Stored data:
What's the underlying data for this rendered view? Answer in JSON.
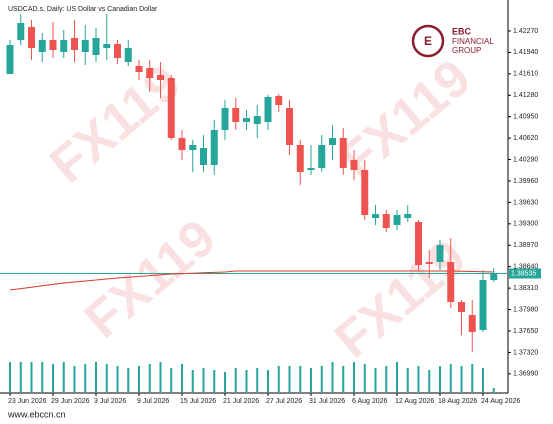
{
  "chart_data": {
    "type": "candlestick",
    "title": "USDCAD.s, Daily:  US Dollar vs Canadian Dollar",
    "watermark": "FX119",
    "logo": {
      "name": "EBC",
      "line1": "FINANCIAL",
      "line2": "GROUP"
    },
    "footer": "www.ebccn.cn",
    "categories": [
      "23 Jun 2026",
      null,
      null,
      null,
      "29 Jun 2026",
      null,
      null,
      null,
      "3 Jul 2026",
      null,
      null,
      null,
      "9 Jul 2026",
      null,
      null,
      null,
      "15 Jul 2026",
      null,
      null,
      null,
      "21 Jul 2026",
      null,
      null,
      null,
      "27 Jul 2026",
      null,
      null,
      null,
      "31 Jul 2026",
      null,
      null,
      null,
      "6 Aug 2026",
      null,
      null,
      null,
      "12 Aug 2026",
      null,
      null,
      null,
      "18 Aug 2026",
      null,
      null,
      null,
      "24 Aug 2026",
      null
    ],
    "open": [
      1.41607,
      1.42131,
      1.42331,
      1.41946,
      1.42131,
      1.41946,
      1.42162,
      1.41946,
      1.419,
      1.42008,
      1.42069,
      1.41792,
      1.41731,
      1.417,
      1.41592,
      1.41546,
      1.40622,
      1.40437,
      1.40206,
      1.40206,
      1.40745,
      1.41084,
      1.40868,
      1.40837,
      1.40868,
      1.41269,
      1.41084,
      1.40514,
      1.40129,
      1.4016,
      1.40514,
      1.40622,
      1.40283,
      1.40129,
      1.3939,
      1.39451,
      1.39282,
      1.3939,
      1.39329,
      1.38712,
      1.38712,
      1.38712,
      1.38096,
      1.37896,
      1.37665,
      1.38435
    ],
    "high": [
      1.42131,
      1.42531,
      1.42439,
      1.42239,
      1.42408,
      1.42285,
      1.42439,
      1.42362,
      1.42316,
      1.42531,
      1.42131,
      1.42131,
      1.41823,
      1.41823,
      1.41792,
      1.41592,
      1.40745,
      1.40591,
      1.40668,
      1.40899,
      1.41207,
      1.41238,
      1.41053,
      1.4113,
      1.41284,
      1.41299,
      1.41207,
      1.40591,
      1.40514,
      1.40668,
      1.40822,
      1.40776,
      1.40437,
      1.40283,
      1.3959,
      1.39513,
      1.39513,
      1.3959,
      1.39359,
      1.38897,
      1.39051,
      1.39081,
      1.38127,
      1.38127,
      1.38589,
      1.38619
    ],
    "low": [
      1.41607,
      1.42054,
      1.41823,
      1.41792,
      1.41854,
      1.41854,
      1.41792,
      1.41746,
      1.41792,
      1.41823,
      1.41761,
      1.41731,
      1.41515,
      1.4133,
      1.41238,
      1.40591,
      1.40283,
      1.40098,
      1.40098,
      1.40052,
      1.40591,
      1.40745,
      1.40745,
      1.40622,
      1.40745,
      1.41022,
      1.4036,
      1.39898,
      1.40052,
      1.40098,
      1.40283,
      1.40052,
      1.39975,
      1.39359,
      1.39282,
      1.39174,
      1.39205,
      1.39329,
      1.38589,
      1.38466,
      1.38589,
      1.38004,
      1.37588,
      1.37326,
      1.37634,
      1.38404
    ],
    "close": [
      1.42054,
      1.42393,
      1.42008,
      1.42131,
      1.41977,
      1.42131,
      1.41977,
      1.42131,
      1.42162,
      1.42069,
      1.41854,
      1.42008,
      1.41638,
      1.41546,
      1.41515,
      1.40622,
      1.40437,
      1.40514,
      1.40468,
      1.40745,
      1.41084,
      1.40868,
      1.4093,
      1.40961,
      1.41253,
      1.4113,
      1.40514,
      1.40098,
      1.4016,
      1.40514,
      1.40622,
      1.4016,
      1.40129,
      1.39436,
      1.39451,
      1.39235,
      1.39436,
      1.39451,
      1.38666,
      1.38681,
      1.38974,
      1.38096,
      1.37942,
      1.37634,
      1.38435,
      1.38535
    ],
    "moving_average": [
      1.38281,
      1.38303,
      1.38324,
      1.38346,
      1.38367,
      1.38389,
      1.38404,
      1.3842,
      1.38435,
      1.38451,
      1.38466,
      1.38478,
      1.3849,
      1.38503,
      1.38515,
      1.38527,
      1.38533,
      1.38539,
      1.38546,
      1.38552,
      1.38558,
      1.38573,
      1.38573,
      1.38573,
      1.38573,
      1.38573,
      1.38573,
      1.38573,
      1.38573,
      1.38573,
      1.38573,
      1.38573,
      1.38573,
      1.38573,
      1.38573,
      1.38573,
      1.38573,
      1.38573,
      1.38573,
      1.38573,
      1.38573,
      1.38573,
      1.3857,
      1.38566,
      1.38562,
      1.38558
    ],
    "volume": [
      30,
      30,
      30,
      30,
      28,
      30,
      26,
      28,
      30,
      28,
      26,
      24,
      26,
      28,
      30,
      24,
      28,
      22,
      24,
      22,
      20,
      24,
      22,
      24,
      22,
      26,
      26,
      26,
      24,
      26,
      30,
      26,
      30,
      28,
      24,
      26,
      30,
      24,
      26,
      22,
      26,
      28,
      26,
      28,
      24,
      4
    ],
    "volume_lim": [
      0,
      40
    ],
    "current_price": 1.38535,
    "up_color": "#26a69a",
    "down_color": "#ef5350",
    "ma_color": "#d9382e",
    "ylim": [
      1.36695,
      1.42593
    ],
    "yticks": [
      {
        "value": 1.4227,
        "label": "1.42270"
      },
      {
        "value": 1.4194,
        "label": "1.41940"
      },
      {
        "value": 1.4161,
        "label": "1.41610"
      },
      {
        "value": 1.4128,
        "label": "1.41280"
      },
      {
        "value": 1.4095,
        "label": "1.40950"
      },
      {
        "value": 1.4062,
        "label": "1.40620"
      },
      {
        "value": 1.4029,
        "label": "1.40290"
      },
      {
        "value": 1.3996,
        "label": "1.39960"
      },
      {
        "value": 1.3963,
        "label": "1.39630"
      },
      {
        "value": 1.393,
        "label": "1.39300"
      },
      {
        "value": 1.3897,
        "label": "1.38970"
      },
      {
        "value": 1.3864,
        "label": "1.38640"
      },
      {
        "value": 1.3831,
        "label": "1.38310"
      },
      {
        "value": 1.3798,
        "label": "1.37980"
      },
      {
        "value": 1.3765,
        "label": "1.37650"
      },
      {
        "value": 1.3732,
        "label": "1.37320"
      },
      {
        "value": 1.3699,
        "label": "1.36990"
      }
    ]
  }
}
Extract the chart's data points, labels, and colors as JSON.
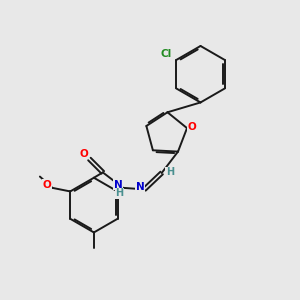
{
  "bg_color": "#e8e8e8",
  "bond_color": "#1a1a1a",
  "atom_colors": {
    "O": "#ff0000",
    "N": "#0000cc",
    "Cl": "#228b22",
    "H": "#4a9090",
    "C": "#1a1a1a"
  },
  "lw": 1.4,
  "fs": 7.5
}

### Prompt
Output the full set of records above without changing a word, and drop the images.

### Result for this exercise
What's the underlying data for this rendered view? Answer in JSON.
{
  "chart_data": {
    "type": "candlestick",
    "title": "USDCAD.s, Daily:  US Dollar vs Canadian Dollar",
    "watermark": "FX119",
    "logo": {
      "name": "EBC",
      "line1": "FINANCIAL",
      "line2": "GROUP"
    },
    "footer": "www.ebccn.cn",
    "categories": [
      "23 Jun 2026",
      null,
      null,
      null,
      "29 Jun 2026",
      null,
      null,
      null,
      "3 Jul 2026",
      null,
      null,
      null,
      "9 Jul 2026",
      null,
      null,
      null,
      "15 Jul 2026",
      null,
      null,
      null,
      "21 Jul 2026",
      null,
      null,
      null,
      "27 Jul 2026",
      null,
      null,
      null,
      "31 Jul 2026",
      null,
      null,
      null,
      "6 Aug 2026",
      null,
      null,
      null,
      "12 Aug 2026",
      null,
      null,
      null,
      "18 Aug 2026",
      null,
      null,
      null,
      "24 Aug 2026",
      null
    ],
    "open": [
      1.41607,
      1.42131,
      1.42331,
      1.41946,
      1.42131,
      1.41946,
      1.42162,
      1.41946,
      1.419,
      1.42008,
      1.42069,
      1.41792,
      1.41731,
      1.417,
      1.41592,
      1.41546,
      1.40622,
      1.40437,
      1.40206,
      1.40206,
      1.40745,
      1.41084,
      1.40868,
      1.40837,
      1.40868,
      1.41269,
      1.41084,
      1.40514,
      1.40129,
      1.4016,
      1.40514,
      1.40622,
      1.40283,
      1.40129,
      1.3939,
      1.39451,
      1.39282,
      1.3939,
      1.39329,
      1.38712,
      1.38712,
      1.38712,
      1.38096,
      1.37896,
      1.37665,
      1.38435
    ],
    "high": [
      1.42131,
      1.42531,
      1.42439,
      1.42239,
      1.42408,
      1.42285,
      1.42439,
      1.42362,
      1.42316,
      1.42531,
      1.42131,
      1.42131,
      1.41823,
      1.41823,
      1.41792,
      1.41592,
      1.40745,
      1.40591,
      1.40668,
      1.40899,
      1.41207,
      1.41238,
      1.41053,
      1.4113,
      1.41284,
      1.41299,
      1.41207,
      1.40591,
      1.40514,
      1.40668,
      1.40822,
      1.40776,
      1.40437,
      1.40283,
      1.3959,
      1.39513,
      1.39513,
      1.3959,
      1.39359,
      1.38897,
      1.39051,
      1.39081,
      1.38127,
      1.38127,
      1.38589,
      1.38619
    ],
    "low": [
      1.41607,
      1.42054,
      1.41823,
      1.41792,
      1.41854,
      1.41854,
      1.41792,
      1.41746,
      1.41792,
      1.41823,
      1.41761,
      1.41731,
      1.41515,
      1.4133,
      1.41238,
      1.40591,
      1.40283,
      1.40098,
      1.40098,
      1.40052,
      1.40591,
      1.40745,
      1.40745,
      1.40622,
      1.40745,
      1.41022,
      1.4036,
      1.39898,
      1.40052,
      1.40098,
      1.40283,
      1.40052,
      1.39975,
      1.39359,
      1.39282,
      1.39174,
      1.39205,
      1.39329,
      1.38589,
      1.38466,
      1.38589,
      1.38004,
      1.37588,
      1.37326,
      1.37634,
      1.38404
    ],
    "close": [
      1.42054,
      1.42393,
      1.42008,
      1.42131,
      1.41977,
      1.42131,
      1.41977,
      1.42131,
      1.42162,
      1.42069,
      1.41854,
      1.42008,
      1.41638,
      1.41546,
      1.41515,
      1.40622,
      1.40437,
      1.40514,
      1.40468,
      1.40745,
      1.41084,
      1.40868,
      1.4093,
      1.40961,
      1.41253,
      1.4113,
      1.40514,
      1.40098,
      1.4016,
      1.40514,
      1.40622,
      1.4016,
      1.40129,
      1.39436,
      1.39451,
      1.39235,
      1.39436,
      1.39451,
      1.38666,
      1.38681,
      1.38974,
      1.38096,
      1.37942,
      1.37634,
      1.38435,
      1.38535
    ],
    "moving_average": [
      1.38281,
      1.38303,
      1.38324,
      1.38346,
      1.38367,
      1.38389,
      1.38404,
      1.3842,
      1.38435,
      1.38451,
      1.38466,
      1.38478,
      1.3849,
      1.38503,
      1.38515,
      1.38527,
      1.38533,
      1.38539,
      1.38546,
      1.38552,
      1.38558,
      1.38573,
      1.38573,
      1.38573,
      1.38573,
      1.38573,
      1.38573,
      1.38573,
      1.38573,
      1.38573,
      1.38573,
      1.38573,
      1.38573,
      1.38573,
      1.38573,
      1.38573,
      1.38573,
      1.38573,
      1.38573,
      1.38573,
      1.38573,
      1.38573,
      1.3857,
      1.38566,
      1.38562,
      1.38558
    ],
    "volume": [
      30,
      30,
      30,
      30,
      28,
      30,
      26,
      28,
      30,
      28,
      26,
      24,
      26,
      28,
      30,
      24,
      28,
      22,
      24,
      22,
      20,
      24,
      22,
      24,
      22,
      26,
      26,
      26,
      24,
      26,
      30,
      26,
      30,
      28,
      24,
      26,
      30,
      24,
      26,
      22,
      26,
      28,
      26,
      28,
      24,
      4
    ],
    "volume_lim": [
      0,
      40
    ],
    "current_price": 1.38535,
    "up_color": "#26a69a",
    "down_color": "#ef5350",
    "ma_color": "#d9382e",
    "ylim": [
      1.36695,
      1.42593
    ],
    "yticks": [
      {
        "value": 1.4227,
        "label": "1.42270"
      },
      {
        "value": 1.4194,
        "label": "1.41940"
      },
      {
        "value": 1.4161,
        "label": "1.41610"
      },
      {
        "value": 1.4128,
        "label": "1.41280"
      },
      {
        "value": 1.4095,
        "label": "1.40950"
      },
      {
        "value": 1.4062,
        "label": "1.40620"
      },
      {
        "value": 1.4029,
        "label": "1.40290"
      },
      {
        "value": 1.3996,
        "label": "1.39960"
      },
      {
        "value": 1.3963,
        "label": "1.39630"
      },
      {
        "value": 1.393,
        "label": "1.39300"
      },
      {
        "value": 1.3897,
        "label": "1.38970"
      },
      {
        "value": 1.3864,
        "label": "1.38640"
      },
      {
        "value": 1.3831,
        "label": "1.38310"
      },
      {
        "value": 1.3798,
        "label": "1.37980"
      },
      {
        "value": 1.3765,
        "label": "1.37650"
      },
      {
        "value": 1.3732,
        "label": "1.37320"
      },
      {
        "value": 1.3699,
        "label": "1.36990"
      }
    ]
  }
}
Extract the chart's data points, labels, and colors as JSON.
{
  "bg_color": "#e8e8e8",
  "bond_color": "#1a1a1a",
  "atom_colors": {
    "O": "#ff0000",
    "N": "#0000cc",
    "Cl": "#228b22",
    "H": "#4a9090",
    "C": "#1a1a1a"
  },
  "lw": 1.4,
  "fs": 7.5
}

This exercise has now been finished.